***** 抜粋箇所

熱意が空回りしない!空き家活用を導くワークショップ設計マニュアル
空き家・空き店舗活用プロジェクトで陥りがちなワナ
「あの空き家を何とかしたい」「商店街に再び賑わいを取り戻したい」という熱い想いは、まちづくりの何よりの原動力です。しかし、その情熱だけで突き進むと、思わぬ落とし穴にハマってしまうことがあります。
私がこれまでの経験で見てきた中で、特に多くのプロジェクトが陥りがちなワナは、主に以下の二つです。
ワナその1:目的が「空き家を埋めること」になってしまう
空き家や空き店舗を見ると、とにかく早く入居者を決めなければ、という焦りが生まれるのは自然なことです。しかし、「空き家を埋めること」そのものが目的になってしまうと、プロジェクトは本質を見失います。
例えば、カフェを開きたいという人に空き店舗を貸し出したとします。しかし、その地域に元々カフェを必要とする人がいなかったり、競合店がすでにあったりすると、そのカフェは長続きしません。結果として、またすぐに空き家に戻ってしまいます。これは、まるで目の前の空腹を一時的に満たすためだけに、その場しのぎの料理を作るようなものです。本当に必要なのは、その地域に住む人々が「どんな暮らしをしたいか」「どんなお店があれば、もっと豊かになるか」を深く考えることです。

**********
***** 資料欄

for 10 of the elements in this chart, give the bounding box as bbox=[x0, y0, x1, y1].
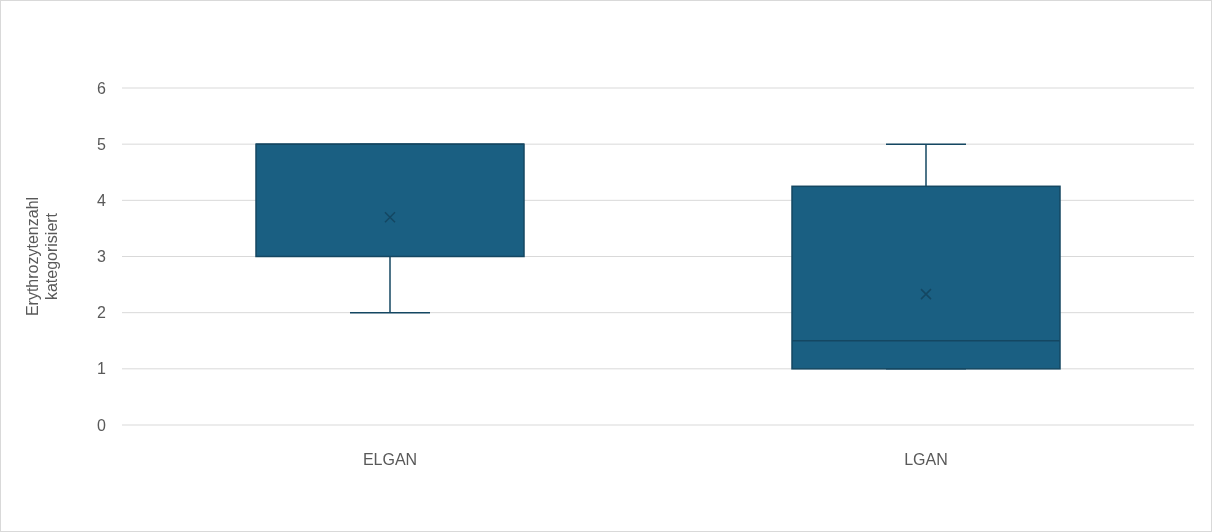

**********

課題一覧:
A: 抜粋のうち、「ワナその1:目的が「空き家を埋めること」になってしまう」から「るか」を深く考えることです。」までを、両端を含めて一字一句違えずに引用してください。
B: 抜粋の内容を二文で要約してください。

解答一覧:
A:
ワナその1:目的が「空き家を埋めること」になってしまう
空き家や空き店舗を見ると、とにかく早く入居者を決めなければ、という焦りが生まれるのは自然なことです。しかし、「空き家を埋めること」そのものが目的になってしまうと、プロジェクトは本質を見失います。
例えば、カフェを開きたいという人に空き店舗を貸し出したとします。しかし、その地域に元々カフェを必要とする人がいなかったり、競合店がすでにあったりすると、そのカフェは長続きしません。結果として、またすぐに空き家に戻ってしまいます。これは、まるで目の前の空腹を一時的に満たすためだけに、その場しのぎの料理を作るようなものです。本当に必要なのは、その地域に住む人々が「どんな暮らしをしたいか」「どんなお店があれば、もっと豊かになるか」を深く考えることです。

B: 空き家や空き店舗の活用では、早く入居者を決めようとする焦りから「空き家を埋めること」そのものが目的になると、プロジェクトは本質を見失います。地域に必要とされない店は長続きせずすぐに空き家に戻ってしまうため、地域に住む人々がどんな暮らしをしたいか、どんなお店があれば豊かになるかを深く考えることが本当に必要です。